(Saved data entries)
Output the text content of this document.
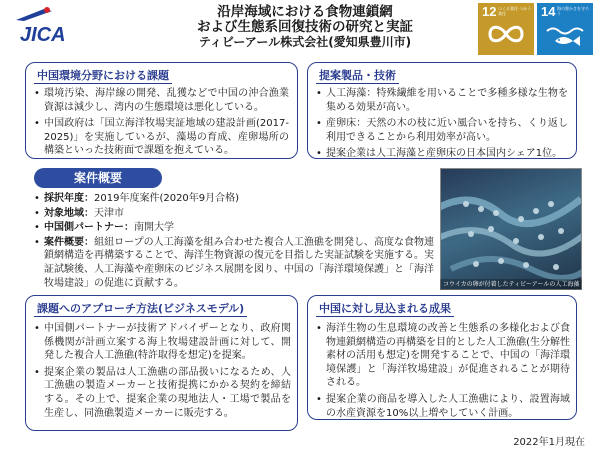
JICA
沿岸海域における食物連鎖網
および生態系回復技術の研究と実証
ティビーアール株式会社(愛知県豊川市)
12 つくる責任 つかう責任	14 海の豊かさを守ろう
中国環境分野における課題
• 環境汚染、海岸線の開発、乱獲などで中国の沖合漁業資源は減少し、湾内の生態環境は悪化している。
• 中国政府は「国立海洋牧場実証地域の建設計画(2017-2025)」を実施しているが、藻場の育成、産卵場所の構築といった技術面で課題を抱えている。
提案製品・技術
• 人工海藻：特殊繊維を用いることで多種多様な生物を集める効果が高い。
• 産卵床：天然の木の枝に近い風合いを持ち、くり返し利用できることから利用効率が高い。
• 提案企業は人工海藻と産卵床の日本国内シェア1位。
案件概要
• 採択年度：2019年度案件(2020年9月合格)
• 対象地域：天津市
• 中国側パートナー：南開大学
• 案件概要：組紐ロープの人工海藻を組み合わせた複合人工漁礁を開発し、高度な食物連鎖網構造を再構築することで、海洋生物資源の復元を目指した実証試験を実施する。実証試験後、人工海藻や産卵床のビジネス展開を図り、中国の「海洋環境保護」と「海洋牧場建設」の促進に貢献する。	コウイカの卵が付着したティビーアールの人工海藻
課題へのアプローチ方法(ビジネスモデル)
• 中国側パートナーが技術アドバイザーとなり、政府関係機関が計画立案する海上牧場建設計画に対して、開発した複合人工漁礁(特許取得を想定)を提案。
• 提案企業の製品は人工漁礁の部品扱いになるため、人工漁礁の製造メーカーと技術提携にかかる契約を締結する。その上で、提案企業の現地法人・工場で製品を生産し、同漁礁製造メーカーに販売する。
中国に対し見込まれる成果
• 海洋生物の生息環境の改善と生態系の多様化および食物連鎖網構造の再構築を目的とした人工漁礁(生分解性素材の活用も想定)を開発することで、中国の「海洋環境保護」と「海洋牧場建設」が促進されることが期待される。
• 提案企業の商品を導入した人工漁礁により、設置海域の水産資源を10%以上増やしていく計画。
2022年1月現在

▶ Stated task
Without the pictures, write out every entry precisely as it appears.

▶ Full output
Output the text content of this document.
JICA
沿岸海域における食物連鎖網
および生態系回復技術の研究と実証
ティビーアール株式会社(愛知県豊川市)
12 つくる責任 つかう責任	14 海の豊かさを守ろう
中国環境分野における課題
• 環境汚染、海岸線の開発、乱獲などで中国の沖合漁業資源は減少し、湾内の生態環境は悪化している。
• 中国政府は「国立海洋牧場実証地域の建設計画(2017-2025)」を実施しているが、藻場の育成、産卵場所の構築といった技術面で課題を抱えている。
提案製品・技術
• 人工海藻：特殊繊維を用いることで多種多様な生物を集める効果が高い。
• 産卵床：天然の木の枝に近い風合いを持ち、くり返し利用できることから利用効率が高い。
• 提案企業は人工海藻と産卵床の日本国内シェア1位。
案件概要
• 採択年度：2019年度案件(2020年9月合格)
• 対象地域：天津市
• 中国側パートナー：南開大学
• 案件概要：組紐ロープの人工海藻を組み合わせた複合人工漁礁を開発し、高度な食物連鎖網構造を再構築することで、海洋生物資源の復元を目指した実証試験を実施する。実証試験後、人工海藻や産卵床のビジネス展開を図り、中国の「海洋環境保護」と「海洋牧場建設」の促進に貢献する。	コウイカの卵が付着したティビーアールの人工海藻
課題へのアプローチ方法(ビジネスモデル)
• 中国側パートナーが技術アドバイザーとなり、政府関係機関が計画立案する海上牧場建設計画に対して、開発した複合人工漁礁(特許取得を想定)を提案。
• 提案企業の製品は人工漁礁の部品扱いになるため、人工漁礁の製造メーカーと技術提携にかかる契約を締結する。その上で、提案企業の現地法人・工場で製品を生産し、同漁礁製造メーカーに販売する。
中国に対し見込まれる成果
• 海洋生物の生息環境の改善と生態系の多様化および食物連鎖網構造の再構築を目的とした人工漁礁(生分解性素材の活用も想定)を開発することで、中国の「海洋環境保護」と「海洋牧場建設」が促進されることが期待される。
• 提案企業の商品を導入した人工漁礁により、設置海域の水産資源を10%以上増やしていく計画。
2022年1月現在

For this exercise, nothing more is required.